- [Directions] Locate all lines with the word "this" and copy them out.

- [Records to process]

▼

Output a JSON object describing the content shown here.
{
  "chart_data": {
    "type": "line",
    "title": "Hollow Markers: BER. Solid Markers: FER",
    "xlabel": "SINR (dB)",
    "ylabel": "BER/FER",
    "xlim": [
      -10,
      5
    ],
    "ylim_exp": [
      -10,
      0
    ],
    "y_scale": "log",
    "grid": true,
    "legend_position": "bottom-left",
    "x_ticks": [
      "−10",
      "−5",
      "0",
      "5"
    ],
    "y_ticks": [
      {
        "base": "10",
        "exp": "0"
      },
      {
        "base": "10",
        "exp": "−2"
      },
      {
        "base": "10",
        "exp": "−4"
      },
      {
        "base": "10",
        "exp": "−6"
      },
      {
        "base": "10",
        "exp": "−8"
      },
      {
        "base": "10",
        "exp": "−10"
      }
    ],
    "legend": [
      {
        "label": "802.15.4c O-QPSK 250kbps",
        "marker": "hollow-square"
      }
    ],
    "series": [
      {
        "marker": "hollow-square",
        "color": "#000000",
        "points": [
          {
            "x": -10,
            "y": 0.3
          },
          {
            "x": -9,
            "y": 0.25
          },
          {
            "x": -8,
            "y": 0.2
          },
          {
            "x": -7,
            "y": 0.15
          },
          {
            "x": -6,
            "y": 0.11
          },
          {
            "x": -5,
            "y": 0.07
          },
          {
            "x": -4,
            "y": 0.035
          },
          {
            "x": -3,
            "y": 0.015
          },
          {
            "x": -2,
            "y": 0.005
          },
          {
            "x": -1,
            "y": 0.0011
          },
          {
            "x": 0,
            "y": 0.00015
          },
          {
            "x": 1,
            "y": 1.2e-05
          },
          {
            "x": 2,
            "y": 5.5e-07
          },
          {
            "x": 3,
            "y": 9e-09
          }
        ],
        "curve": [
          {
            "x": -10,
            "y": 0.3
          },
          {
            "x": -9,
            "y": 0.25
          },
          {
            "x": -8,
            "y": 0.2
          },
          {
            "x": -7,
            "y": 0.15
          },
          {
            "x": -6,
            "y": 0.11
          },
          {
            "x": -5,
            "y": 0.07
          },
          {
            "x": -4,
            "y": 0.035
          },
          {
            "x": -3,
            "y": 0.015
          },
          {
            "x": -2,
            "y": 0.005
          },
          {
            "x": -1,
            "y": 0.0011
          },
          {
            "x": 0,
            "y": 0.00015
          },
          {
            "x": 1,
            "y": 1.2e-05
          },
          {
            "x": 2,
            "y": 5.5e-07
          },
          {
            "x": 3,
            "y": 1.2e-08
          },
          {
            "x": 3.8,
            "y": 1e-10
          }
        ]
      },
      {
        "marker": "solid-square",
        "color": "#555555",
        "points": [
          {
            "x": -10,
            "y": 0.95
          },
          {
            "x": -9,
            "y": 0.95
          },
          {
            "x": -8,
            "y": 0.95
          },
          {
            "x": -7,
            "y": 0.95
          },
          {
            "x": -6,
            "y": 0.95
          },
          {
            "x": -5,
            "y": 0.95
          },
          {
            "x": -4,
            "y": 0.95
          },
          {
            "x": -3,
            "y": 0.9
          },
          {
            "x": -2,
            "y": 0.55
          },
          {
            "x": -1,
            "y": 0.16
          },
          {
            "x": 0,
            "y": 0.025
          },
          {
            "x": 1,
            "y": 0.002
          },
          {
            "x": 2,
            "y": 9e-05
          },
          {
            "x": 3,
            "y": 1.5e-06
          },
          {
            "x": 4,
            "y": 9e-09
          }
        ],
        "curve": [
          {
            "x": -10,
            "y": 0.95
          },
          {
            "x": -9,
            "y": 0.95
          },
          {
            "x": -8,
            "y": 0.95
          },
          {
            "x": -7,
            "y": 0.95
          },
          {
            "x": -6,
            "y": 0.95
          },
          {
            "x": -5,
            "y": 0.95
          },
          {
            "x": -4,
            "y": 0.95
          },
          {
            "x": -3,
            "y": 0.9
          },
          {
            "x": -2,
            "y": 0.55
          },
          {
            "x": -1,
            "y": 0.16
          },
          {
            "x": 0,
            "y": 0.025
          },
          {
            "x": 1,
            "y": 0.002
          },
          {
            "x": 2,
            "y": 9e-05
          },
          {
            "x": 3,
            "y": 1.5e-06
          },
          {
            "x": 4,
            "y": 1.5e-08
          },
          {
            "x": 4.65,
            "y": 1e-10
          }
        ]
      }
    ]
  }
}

▲
▼

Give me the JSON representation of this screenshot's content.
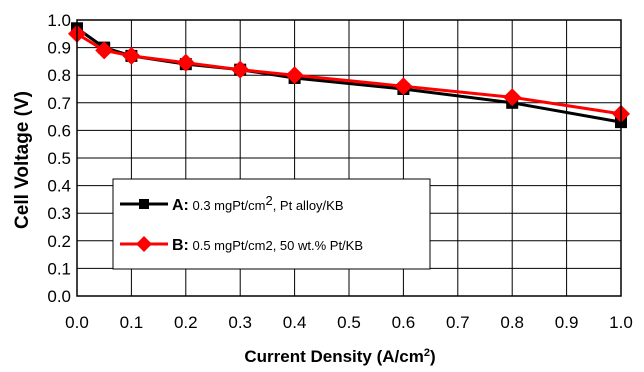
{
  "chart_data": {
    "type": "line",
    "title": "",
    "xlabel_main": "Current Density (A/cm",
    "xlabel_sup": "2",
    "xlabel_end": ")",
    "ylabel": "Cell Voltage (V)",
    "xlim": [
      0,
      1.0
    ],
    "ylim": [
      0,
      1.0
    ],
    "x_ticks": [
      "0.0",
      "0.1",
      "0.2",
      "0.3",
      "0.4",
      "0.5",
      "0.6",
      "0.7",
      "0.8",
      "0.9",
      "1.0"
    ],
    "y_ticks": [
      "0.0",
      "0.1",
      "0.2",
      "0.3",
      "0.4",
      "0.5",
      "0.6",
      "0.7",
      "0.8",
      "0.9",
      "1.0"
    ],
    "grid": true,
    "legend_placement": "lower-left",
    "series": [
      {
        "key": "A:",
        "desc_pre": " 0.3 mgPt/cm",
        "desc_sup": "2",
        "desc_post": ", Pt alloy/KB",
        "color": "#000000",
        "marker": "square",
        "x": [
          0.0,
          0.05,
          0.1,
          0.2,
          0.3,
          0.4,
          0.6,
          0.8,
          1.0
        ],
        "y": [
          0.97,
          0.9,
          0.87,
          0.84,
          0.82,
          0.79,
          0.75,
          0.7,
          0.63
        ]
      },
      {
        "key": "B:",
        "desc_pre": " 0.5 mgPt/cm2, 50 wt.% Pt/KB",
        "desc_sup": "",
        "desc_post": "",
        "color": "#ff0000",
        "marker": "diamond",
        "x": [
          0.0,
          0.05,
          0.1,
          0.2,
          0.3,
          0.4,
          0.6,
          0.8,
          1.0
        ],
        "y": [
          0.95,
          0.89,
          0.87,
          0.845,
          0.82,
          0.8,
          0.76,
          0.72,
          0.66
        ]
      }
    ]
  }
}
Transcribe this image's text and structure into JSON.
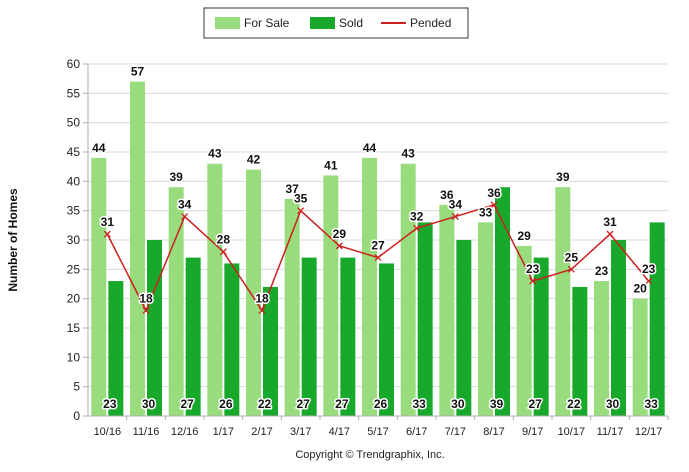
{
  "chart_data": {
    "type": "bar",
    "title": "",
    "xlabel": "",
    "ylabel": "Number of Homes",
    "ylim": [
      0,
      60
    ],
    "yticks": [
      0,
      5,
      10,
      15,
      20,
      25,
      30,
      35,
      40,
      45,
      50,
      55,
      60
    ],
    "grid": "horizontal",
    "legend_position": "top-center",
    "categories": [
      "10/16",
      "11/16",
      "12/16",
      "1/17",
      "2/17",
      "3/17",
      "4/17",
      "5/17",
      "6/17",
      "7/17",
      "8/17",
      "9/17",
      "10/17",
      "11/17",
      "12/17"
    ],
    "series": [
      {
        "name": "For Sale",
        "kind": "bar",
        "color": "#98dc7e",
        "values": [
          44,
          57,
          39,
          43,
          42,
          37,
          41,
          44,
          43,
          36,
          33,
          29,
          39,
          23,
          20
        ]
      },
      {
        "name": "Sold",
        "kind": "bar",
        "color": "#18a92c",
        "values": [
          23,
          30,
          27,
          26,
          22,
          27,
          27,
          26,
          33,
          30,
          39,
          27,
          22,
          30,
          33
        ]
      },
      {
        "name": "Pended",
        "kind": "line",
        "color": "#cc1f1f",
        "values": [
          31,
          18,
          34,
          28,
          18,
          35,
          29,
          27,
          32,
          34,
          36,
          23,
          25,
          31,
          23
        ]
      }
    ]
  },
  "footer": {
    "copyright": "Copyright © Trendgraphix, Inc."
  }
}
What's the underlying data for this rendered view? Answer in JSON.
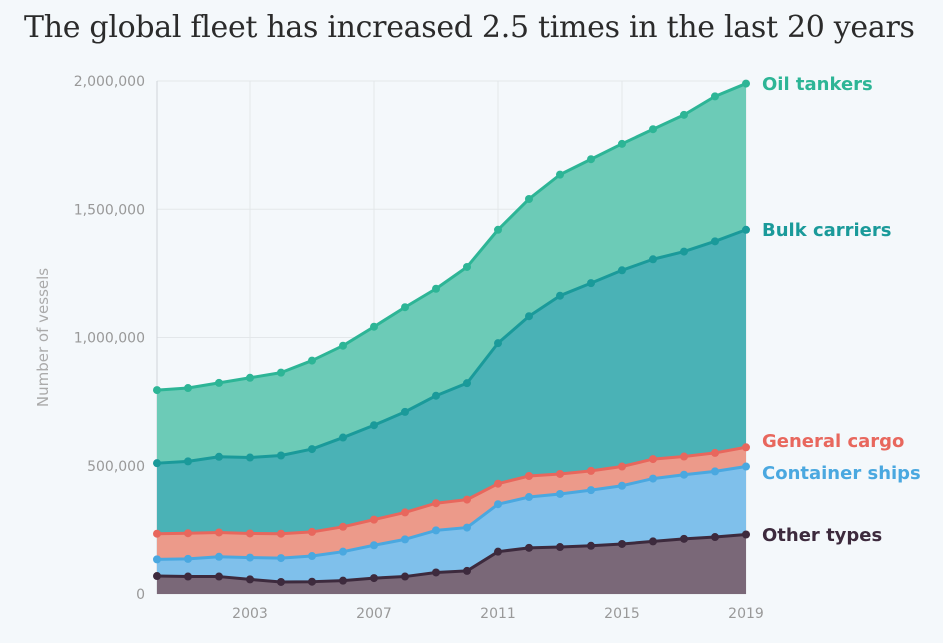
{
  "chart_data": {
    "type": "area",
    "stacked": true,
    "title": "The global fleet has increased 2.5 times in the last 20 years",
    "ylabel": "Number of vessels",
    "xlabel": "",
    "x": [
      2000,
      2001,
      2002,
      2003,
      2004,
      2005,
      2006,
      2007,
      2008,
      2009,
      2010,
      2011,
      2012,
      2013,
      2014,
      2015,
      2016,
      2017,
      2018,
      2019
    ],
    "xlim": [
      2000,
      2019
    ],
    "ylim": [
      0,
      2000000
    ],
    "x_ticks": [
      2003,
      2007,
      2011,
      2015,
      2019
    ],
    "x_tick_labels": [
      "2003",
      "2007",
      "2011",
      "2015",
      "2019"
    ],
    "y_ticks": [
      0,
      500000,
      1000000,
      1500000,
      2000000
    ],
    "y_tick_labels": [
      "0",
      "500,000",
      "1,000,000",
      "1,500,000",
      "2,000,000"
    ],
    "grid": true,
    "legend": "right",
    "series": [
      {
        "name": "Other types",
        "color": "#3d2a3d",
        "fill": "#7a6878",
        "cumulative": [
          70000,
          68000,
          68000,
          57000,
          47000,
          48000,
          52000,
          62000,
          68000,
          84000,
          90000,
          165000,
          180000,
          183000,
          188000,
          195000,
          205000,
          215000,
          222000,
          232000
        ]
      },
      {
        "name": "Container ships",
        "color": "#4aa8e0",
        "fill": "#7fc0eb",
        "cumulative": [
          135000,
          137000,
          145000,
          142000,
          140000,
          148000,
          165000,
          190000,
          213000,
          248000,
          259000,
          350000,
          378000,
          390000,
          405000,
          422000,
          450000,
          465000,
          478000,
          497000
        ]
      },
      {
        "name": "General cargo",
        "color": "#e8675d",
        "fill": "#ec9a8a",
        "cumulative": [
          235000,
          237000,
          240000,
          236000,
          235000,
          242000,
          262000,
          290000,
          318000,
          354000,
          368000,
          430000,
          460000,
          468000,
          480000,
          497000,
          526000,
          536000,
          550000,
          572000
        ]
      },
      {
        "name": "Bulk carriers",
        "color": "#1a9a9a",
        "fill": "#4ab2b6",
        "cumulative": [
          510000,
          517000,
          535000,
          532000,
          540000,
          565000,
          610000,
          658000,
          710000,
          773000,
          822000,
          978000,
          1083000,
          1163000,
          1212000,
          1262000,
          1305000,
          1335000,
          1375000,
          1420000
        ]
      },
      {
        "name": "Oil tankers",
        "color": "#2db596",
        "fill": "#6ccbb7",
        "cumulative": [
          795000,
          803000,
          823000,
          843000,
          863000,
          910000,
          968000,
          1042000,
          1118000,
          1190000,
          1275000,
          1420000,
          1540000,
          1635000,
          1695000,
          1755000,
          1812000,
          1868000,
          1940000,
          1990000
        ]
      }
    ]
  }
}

▲

- [Problem solution]
Give me the JSON representation of this screenshot's content.
Transcribe this image's text and structure into JSON.
What's the underlying data for this rendered view? Answer in JSON.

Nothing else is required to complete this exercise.